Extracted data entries
--------------------
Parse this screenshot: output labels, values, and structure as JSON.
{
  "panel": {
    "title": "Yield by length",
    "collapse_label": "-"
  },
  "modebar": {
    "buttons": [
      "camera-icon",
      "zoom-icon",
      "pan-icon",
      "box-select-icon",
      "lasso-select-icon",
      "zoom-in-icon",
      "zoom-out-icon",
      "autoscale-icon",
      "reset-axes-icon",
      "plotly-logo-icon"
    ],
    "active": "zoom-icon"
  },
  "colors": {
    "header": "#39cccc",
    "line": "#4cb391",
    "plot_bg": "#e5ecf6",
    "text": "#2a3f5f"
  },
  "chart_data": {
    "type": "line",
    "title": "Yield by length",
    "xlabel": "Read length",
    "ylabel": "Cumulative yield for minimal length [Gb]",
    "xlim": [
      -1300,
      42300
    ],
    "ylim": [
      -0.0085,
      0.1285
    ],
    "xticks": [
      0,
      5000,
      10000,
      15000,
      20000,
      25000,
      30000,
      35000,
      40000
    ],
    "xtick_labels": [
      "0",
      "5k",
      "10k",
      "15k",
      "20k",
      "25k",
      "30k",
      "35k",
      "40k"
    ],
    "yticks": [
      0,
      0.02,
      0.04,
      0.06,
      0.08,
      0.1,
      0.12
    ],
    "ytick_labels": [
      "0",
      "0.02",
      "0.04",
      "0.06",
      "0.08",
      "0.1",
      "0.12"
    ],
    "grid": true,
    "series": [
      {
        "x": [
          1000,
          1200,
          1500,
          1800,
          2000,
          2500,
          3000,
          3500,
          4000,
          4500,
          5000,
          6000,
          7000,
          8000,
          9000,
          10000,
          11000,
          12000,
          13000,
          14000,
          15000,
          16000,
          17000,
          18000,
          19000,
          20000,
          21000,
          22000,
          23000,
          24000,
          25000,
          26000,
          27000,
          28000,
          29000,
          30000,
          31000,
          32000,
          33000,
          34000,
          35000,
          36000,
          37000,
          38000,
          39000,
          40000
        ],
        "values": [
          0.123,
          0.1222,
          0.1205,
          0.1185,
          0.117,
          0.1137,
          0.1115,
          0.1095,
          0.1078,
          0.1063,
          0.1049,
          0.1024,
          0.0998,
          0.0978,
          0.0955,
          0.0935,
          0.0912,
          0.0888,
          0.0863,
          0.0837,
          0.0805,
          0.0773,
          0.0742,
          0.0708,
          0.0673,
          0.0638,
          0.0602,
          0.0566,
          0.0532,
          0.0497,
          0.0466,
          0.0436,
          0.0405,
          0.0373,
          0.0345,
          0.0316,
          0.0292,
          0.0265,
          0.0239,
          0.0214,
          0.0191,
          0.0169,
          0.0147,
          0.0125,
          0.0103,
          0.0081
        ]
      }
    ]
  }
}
--------------------
Return the listing above in full, character for character.

Parse this screenshot: output labels, values, and structure as JSON.
{
  "panel": {
    "title": "Yield by length",
    "collapse_label": "-"
  },
  "modebar": {
    "buttons": [
      "camera-icon",
      "zoom-icon",
      "pan-icon",
      "box-select-icon",
      "lasso-select-icon",
      "zoom-in-icon",
      "zoom-out-icon",
      "autoscale-icon",
      "reset-axes-icon",
      "plotly-logo-icon"
    ],
    "active": "zoom-icon"
  },
  "colors": {
    "header": "#39cccc",
    "line": "#4cb391",
    "plot_bg": "#e5ecf6",
    "text": "#2a3f5f"
  },
  "chart_data": {
    "type": "line",
    "title": "Yield by length",
    "xlabel": "Read length",
    "ylabel": "Cumulative yield for minimal length [Gb]",
    "xlim": [
      -1300,
      42300
    ],
    "ylim": [
      -0.0085,
      0.1285
    ],
    "xticks": [
      0,
      5000,
      10000,
      15000,
      20000,
      25000,
      30000,
      35000,
      40000
    ],
    "xtick_labels": [
      "0",
      "5k",
      "10k",
      "15k",
      "20k",
      "25k",
      "30k",
      "35k",
      "40k"
    ],
    "yticks": [
      0,
      0.02,
      0.04,
      0.06,
      0.08,
      0.1,
      0.12
    ],
    "ytick_labels": [
      "0",
      "0.02",
      "0.04",
      "0.06",
      "0.08",
      "0.1",
      "0.12"
    ],
    "grid": true,
    "series": [
      {
        "x": [
          1000,
          1200,
          1500,
          1800,
          2000,
          2500,
          3000,
          3500,
          4000,
          4500,
          5000,
          6000,
          7000,
          8000,
          9000,
          10000,
          11000,
          12000,
          13000,
          14000,
          15000,
          16000,
          17000,
          18000,
          19000,
          20000,
          21000,
          22000,
          23000,
          24000,
          25000,
          26000,
          27000,
          28000,
          29000,
          30000,
          31000,
          32000,
          33000,
          34000,
          35000,
          36000,
          37000,
          38000,
          39000,
          40000
        ],
        "values": [
          0.123,
          0.1222,
          0.1205,
          0.1185,
          0.117,
          0.1137,
          0.1115,
          0.1095,
          0.1078,
          0.1063,
          0.1049,
          0.1024,
          0.0998,
          0.0978,
          0.0955,
          0.0935,
          0.0912,
          0.0888,
          0.0863,
          0.0837,
          0.0805,
          0.0773,
          0.0742,
          0.0708,
          0.0673,
          0.0638,
          0.0602,
          0.0566,
          0.0532,
          0.0497,
          0.0466,
          0.0436,
          0.0405,
          0.0373,
          0.0345,
          0.0316,
          0.0292,
          0.0265,
          0.0239,
          0.0214,
          0.0191,
          0.0169,
          0.0147,
          0.0125,
          0.0103,
          0.0081
        ]
      }
    ]
  }
}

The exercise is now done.